───── SUPPLIED DATA
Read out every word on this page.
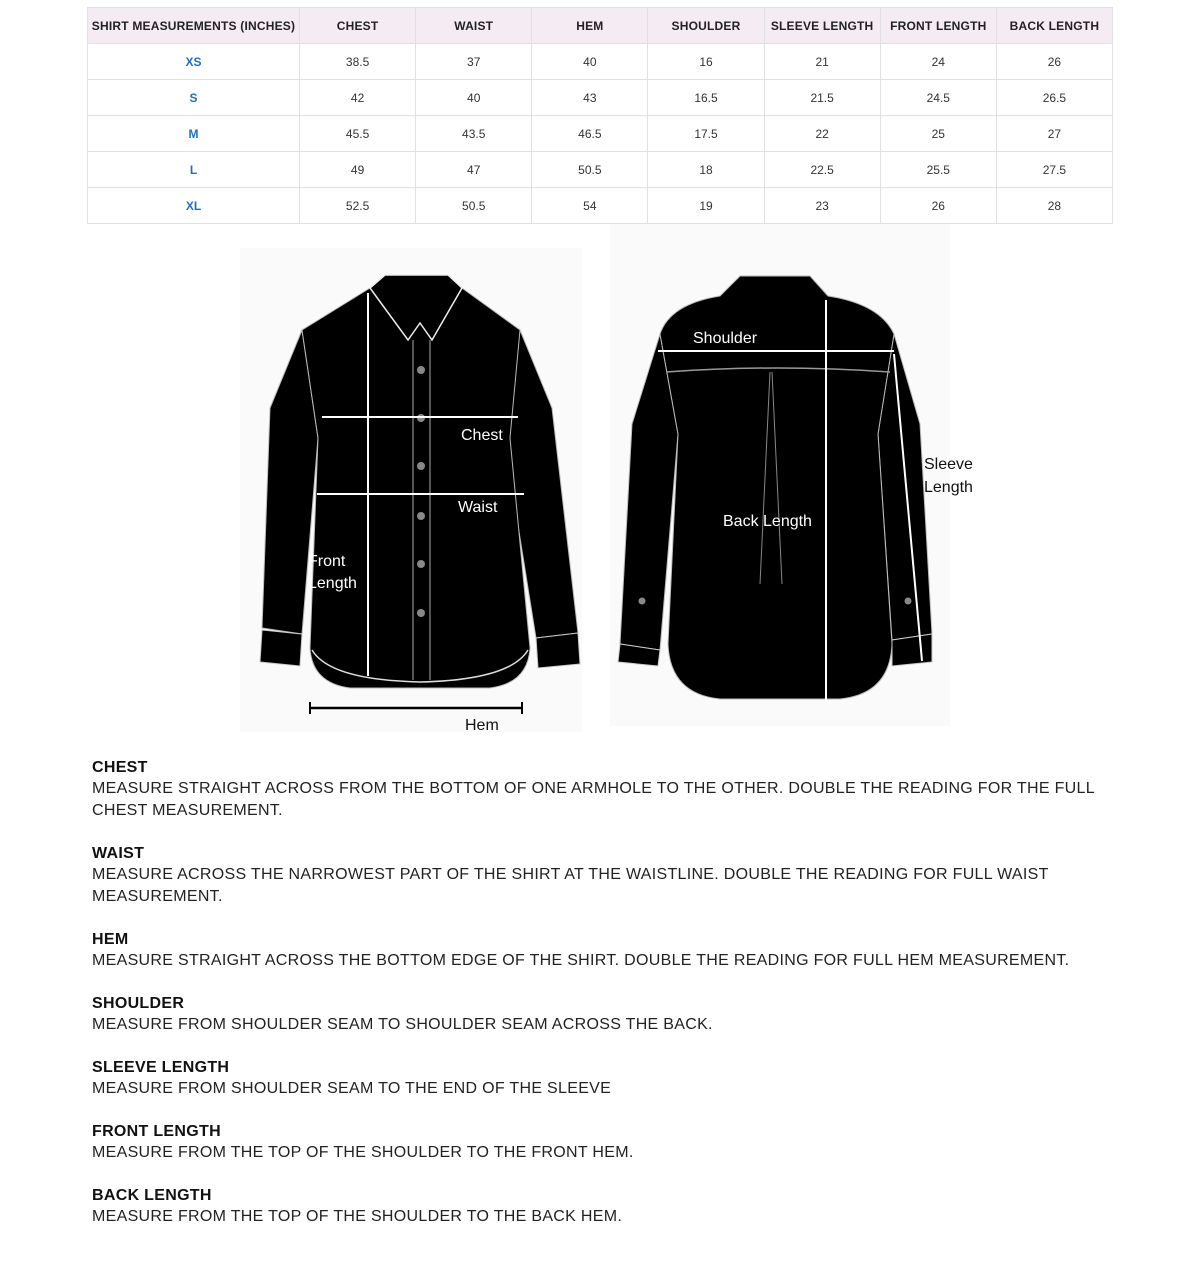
SHIRT MEASUREMENTS (INCHES)	CHEST	WAIST	HEM	SHOULDER	SLEEVE LENGTH	FRONT LENGTH	BACK LENGTH
XS	38.5	37	40	16	21	24	26
S	42	40	43	16.5	21.5	24.5	26.5
M	45.5	43.5	46.5	17.5	22	25	27
L	49	47	50.5	18	22.5	25.5	27.5
XL	52.5	50.5	54	19	23	26	28
Chest
Waist
Front
Length
Hem
Shoulder
Back Length
Sleeve
Length
CHEST
MEASURE STRAIGHT ACROSS FROM THE BOTTOM OF ONE ARMHOLE TO THE OTHER. DOUBLE THE READING FOR THE FULL CHEST MEASUREMENT.
WAIST
MEASURE ACROSS THE NARROWEST PART OF THE SHIRT AT THE WAISTLINE. DOUBLE THE READING FOR FULL WAIST MEASUREMENT.
HEM
MEASURE STRAIGHT ACROSS THE BOTTOM EDGE OF THE SHIRT. DOUBLE THE READING FOR FULL HEM MEASUREMENT.
SHOULDER
MEASURE FROM SHOULDER SEAM TO SHOULDER SEAM ACROSS THE BACK.
SLEEVE LENGTH
MEASURE FROM SHOULDER SEAM TO THE END OF THE SLEEVE
FRONT LENGTH
MEASURE FROM THE TOP OF THE SHOULDER TO THE FRONT HEM.
BACK LENGTH
MEASURE FROM THE TOP OF THE SHOULDER TO THE BACK HEM.
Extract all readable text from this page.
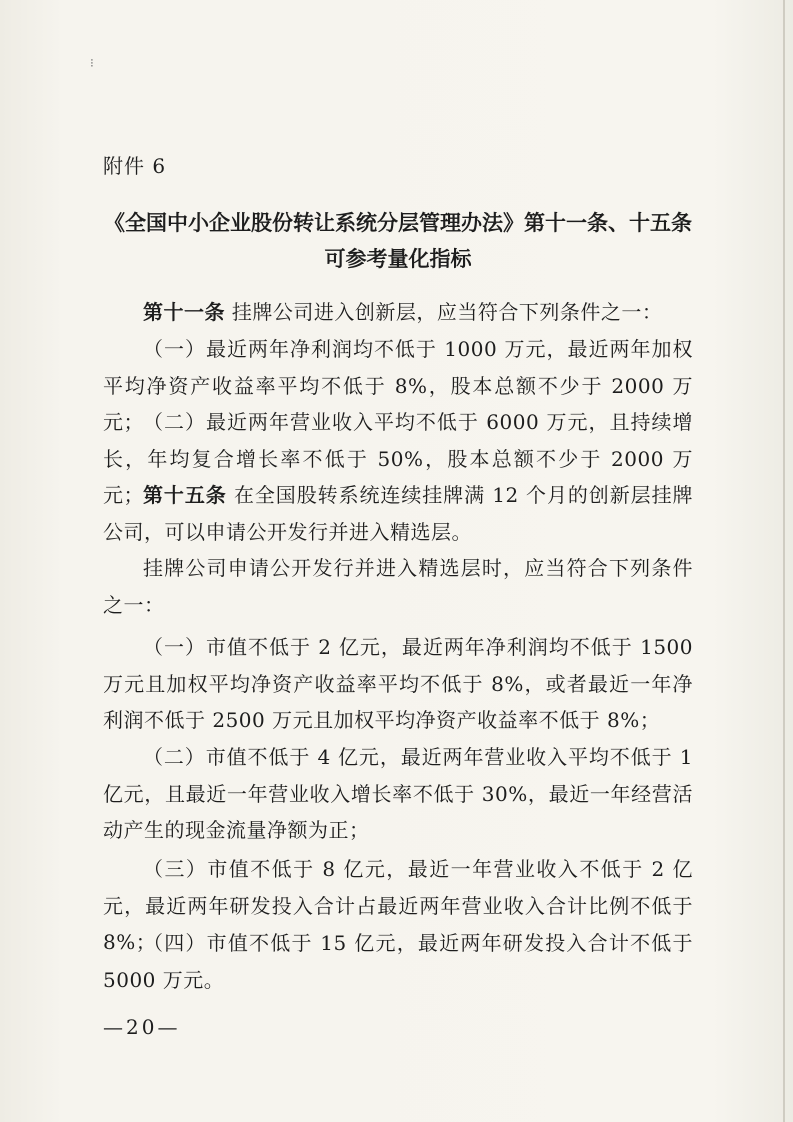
⁝
附件 6
《全国中小企业股份转让系统分层管理办法》第十一条、十五条
可参考量化指标
第十一条 挂牌公司进入创新层，应当符合下列条件之一：
（一）最近两年净利润均不低于 1000 万元，最近两年加权平均净资产收益率平均不低于 8%，股本总额不少于 2000 万元； （二）最近两年营业收入平均不低于 6000 万元，且持续增长，年均复合增长率不低于 50%，股本总额不少于 2000 万元； 第十五条 在全国股转系统连续挂牌满 12 个月的创新层挂牌公司，可以申请公开发行并进入精选层。
挂牌公司申请公开发行并进入精选层时，应当符合下列条件之一：
（一）市值不低于 2 亿元，最近两年净利润均不低于 1500 万元且加权平均净资产收益率平均不低于 8%，或者最近一年净利润不低于 2500 万元且加权平均净资产收益率不低于 8%；
（二）市值不低于 4 亿元，最近两年营业收入平均不低于 1 亿元，且最近一年营业收入增长率不低于 30%，最近一年经营活动产生的现金流量净额为正；
（三）市值不低于 8 亿元，最近一年营业收入不低于 2 亿元，最近两年研发投入合计占最近两年营业收入合计比例不低于 8%；
（四）市值不低于 15 亿元，最近两年研发投入合计不低于 5000 万元。
—20—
──────────
**PROBLEM DESCRIPTION**
In the entries above, identify every line with the string "ACROSS".

**TASK RESPONSE**
MEASURE STRAIGHT ACROSS FROM THE BOTTOM OF ONE ARMHOLE TO THE OTHER. DOUBLE THE READING FOR THE FULL CHEST MEASUREMENT.
MEASURE ACROSS THE NARROWEST PART OF THE SHIRT AT THE WAISTLINE. DOUBLE THE READING FOR FULL WAIST MEASUREMENT.
MEASURE STRAIGHT ACROSS THE BOTTOM EDGE OF THE SHIRT. DOUBLE THE READING FOR FULL HEM MEASUREMENT.
MEASURE FROM SHOULDER SEAM TO SHOULDER SEAM ACROSS THE BACK.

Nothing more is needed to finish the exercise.